Exercise directions: Find the string "Uitslag" and gather every line that holds it.

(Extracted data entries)
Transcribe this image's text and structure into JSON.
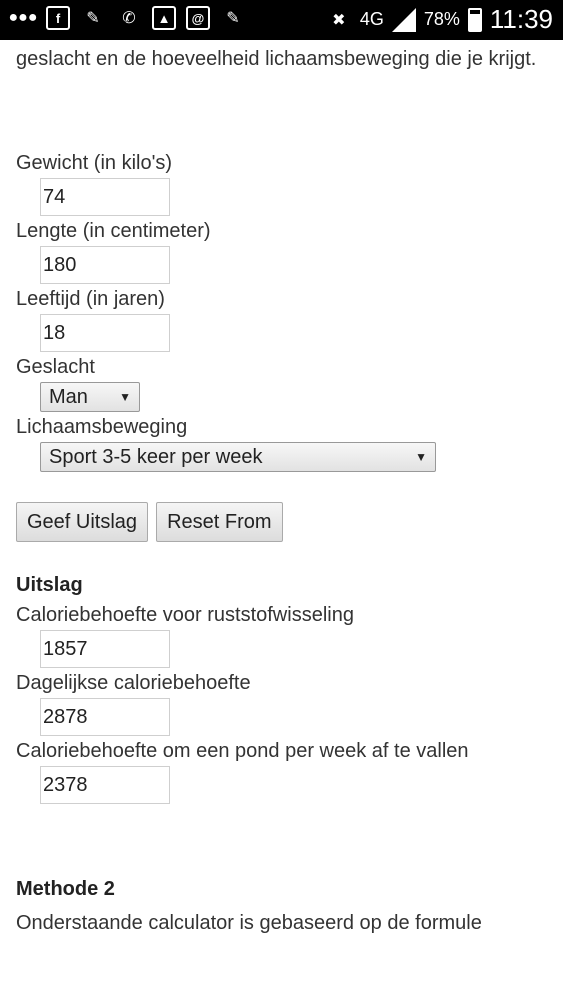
{
  "statusbar": {
    "network": "4G",
    "battery": "78%",
    "time": "11:39"
  },
  "intro_text": "geslacht en de hoeveelheid lichaamsbeweging die je krijgt.",
  "form": {
    "weight_label": "Gewicht (in kilo's)",
    "weight_value": "74",
    "height_label": "Lengte (in centimeter)",
    "height_value": "180",
    "age_label": "Leeftijd (in jaren)",
    "age_value": "18",
    "gender_label": "Geslacht",
    "gender_value": "Man",
    "activity_label": "Lichaamsbeweging",
    "activity_value": "Sport 3-5 keer per week"
  },
  "buttons": {
    "submit": "Geef Uitslag",
    "reset": "Reset From"
  },
  "result": {
    "heading": "Uitslag",
    "bmr_label": "Caloriebehoefte voor ruststofwisseling",
    "bmr_value": "1857",
    "daily_label": "Dagelijkse caloriebehoefte",
    "daily_value": "2878",
    "lose_label": "Caloriebehoefte om een pond per week af te vallen",
    "lose_value": "2378"
  },
  "method2": {
    "heading": "Methode 2",
    "text": "Onderstaande calculator is gebaseerd op de formule"
  }
}
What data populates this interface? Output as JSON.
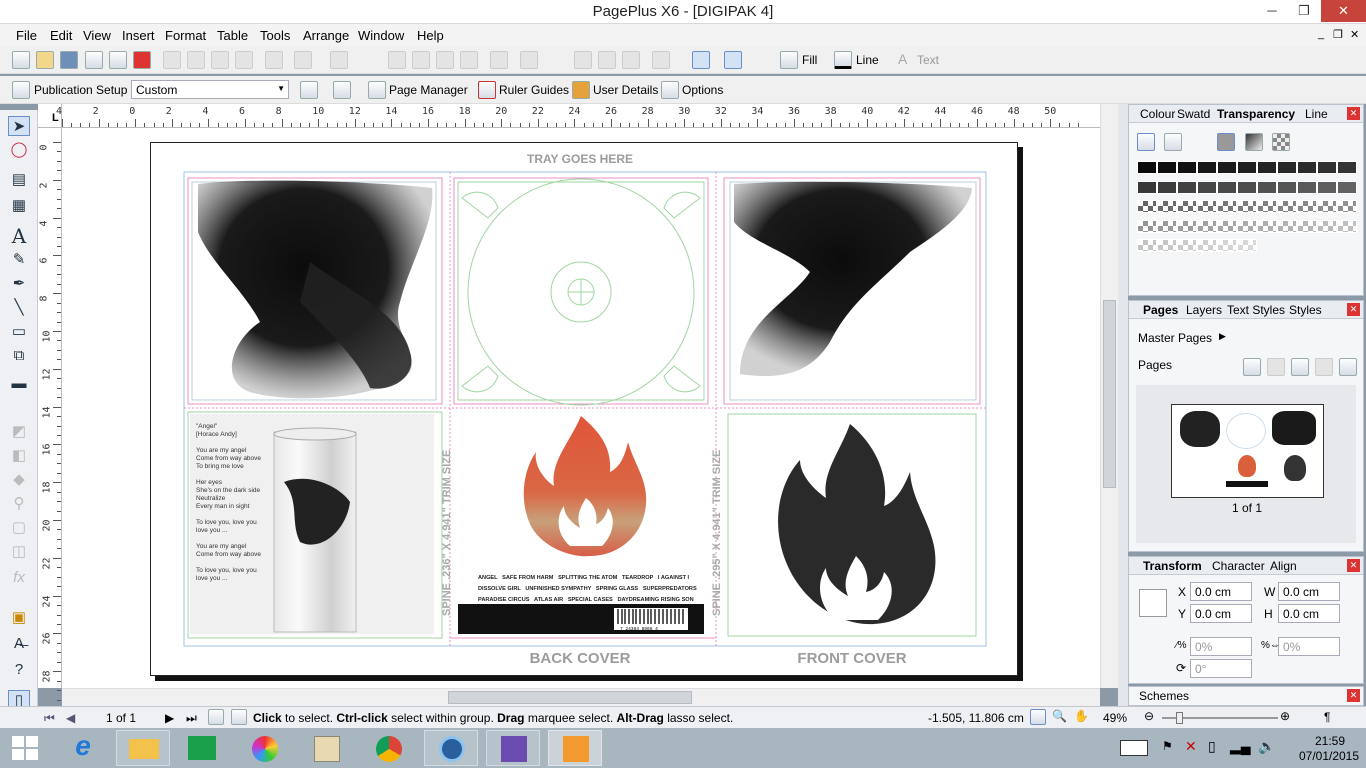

Task output:
    "submit": "Geef Uitslag",
    "heading": "Uitslag",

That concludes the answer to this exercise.